[Records from a data collection]
■ ■ ■ ■ ■ ■ ■
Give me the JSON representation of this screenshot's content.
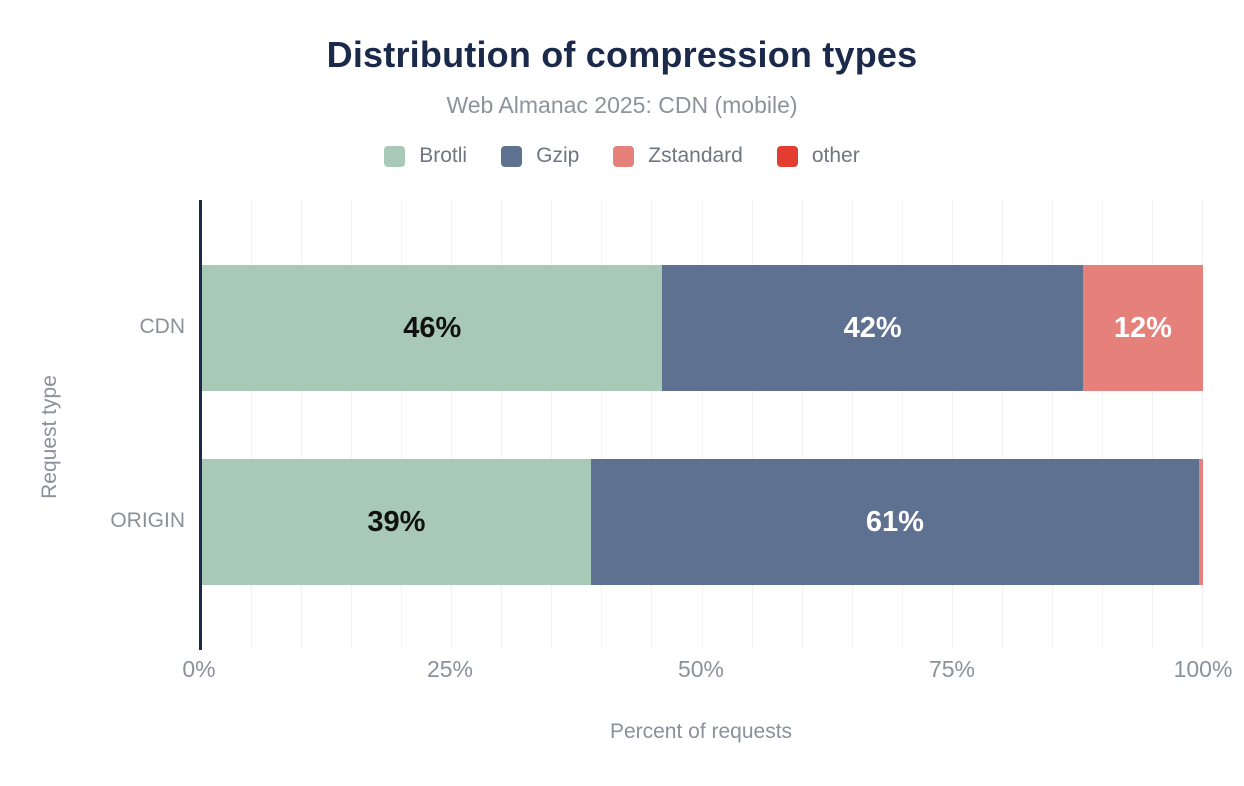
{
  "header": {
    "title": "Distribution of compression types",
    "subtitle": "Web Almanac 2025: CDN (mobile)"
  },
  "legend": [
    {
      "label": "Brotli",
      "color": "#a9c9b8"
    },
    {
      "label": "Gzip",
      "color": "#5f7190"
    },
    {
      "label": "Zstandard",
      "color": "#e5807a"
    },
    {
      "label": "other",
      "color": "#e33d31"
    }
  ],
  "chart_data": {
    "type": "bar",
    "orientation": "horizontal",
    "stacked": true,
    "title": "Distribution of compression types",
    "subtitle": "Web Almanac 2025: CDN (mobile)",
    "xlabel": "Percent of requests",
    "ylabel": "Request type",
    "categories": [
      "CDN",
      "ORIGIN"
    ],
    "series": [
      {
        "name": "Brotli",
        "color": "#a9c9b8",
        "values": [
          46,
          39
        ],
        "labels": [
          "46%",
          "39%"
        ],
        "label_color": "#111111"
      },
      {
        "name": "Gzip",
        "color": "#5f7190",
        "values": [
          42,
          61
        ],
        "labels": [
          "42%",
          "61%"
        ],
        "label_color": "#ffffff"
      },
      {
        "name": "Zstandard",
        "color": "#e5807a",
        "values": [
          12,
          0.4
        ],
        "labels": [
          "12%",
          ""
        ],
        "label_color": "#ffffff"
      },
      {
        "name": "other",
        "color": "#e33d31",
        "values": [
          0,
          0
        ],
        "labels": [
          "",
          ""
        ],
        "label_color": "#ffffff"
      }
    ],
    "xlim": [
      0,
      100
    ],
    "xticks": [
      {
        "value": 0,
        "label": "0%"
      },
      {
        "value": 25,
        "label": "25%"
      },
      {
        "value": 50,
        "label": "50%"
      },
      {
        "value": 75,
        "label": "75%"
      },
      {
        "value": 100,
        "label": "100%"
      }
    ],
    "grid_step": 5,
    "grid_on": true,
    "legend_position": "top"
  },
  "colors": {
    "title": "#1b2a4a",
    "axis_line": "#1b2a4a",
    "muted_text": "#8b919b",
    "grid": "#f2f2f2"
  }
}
■ ■ ■ ■ ■ ■ ■
-- INSTRUCTIONS TO FOLLOW --
Every record above should be written out again exactly; the pictures stay out of the copy.

-- THE SOLUTION --
Give me the JSON representation of this screenshot's content.
{
  "header": {
    "title": "Distribution of compression types",
    "subtitle": "Web Almanac 2025: CDN (mobile)"
  },
  "legend": [
    {
      "label": "Brotli",
      "color": "#a9c9b8"
    },
    {
      "label": "Gzip",
      "color": "#5f7190"
    },
    {
      "label": "Zstandard",
      "color": "#e5807a"
    },
    {
      "label": "other",
      "color": "#e33d31"
    }
  ],
  "chart_data": {
    "type": "bar",
    "orientation": "horizontal",
    "stacked": true,
    "title": "Distribution of compression types",
    "subtitle": "Web Almanac 2025: CDN (mobile)",
    "xlabel": "Percent of requests",
    "ylabel": "Request type",
    "categories": [
      "CDN",
      "ORIGIN"
    ],
    "series": [
      {
        "name": "Brotli",
        "color": "#a9c9b8",
        "values": [
          46,
          39
        ],
        "labels": [
          "46%",
          "39%"
        ],
        "label_color": "#111111"
      },
      {
        "name": "Gzip",
        "color": "#5f7190",
        "values": [
          42,
          61
        ],
        "labels": [
          "42%",
          "61%"
        ],
        "label_color": "#ffffff"
      },
      {
        "name": "Zstandard",
        "color": "#e5807a",
        "values": [
          12,
          0.4
        ],
        "labels": [
          "12%",
          ""
        ],
        "label_color": "#ffffff"
      },
      {
        "name": "other",
        "color": "#e33d31",
        "values": [
          0,
          0
        ],
        "labels": [
          "",
          ""
        ],
        "label_color": "#ffffff"
      }
    ],
    "xlim": [
      0,
      100
    ],
    "xticks": [
      {
        "value": 0,
        "label": "0%"
      },
      {
        "value": 25,
        "label": "25%"
      },
      {
        "value": 50,
        "label": "50%"
      },
      {
        "value": 75,
        "label": "75%"
      },
      {
        "value": 100,
        "label": "100%"
      }
    ],
    "grid_step": 5,
    "grid_on": true,
    "legend_position": "top"
  },
  "colors": {
    "title": "#1b2a4a",
    "axis_line": "#1b2a4a",
    "muted_text": "#8b919b",
    "grid": "#f2f2f2"
  }
}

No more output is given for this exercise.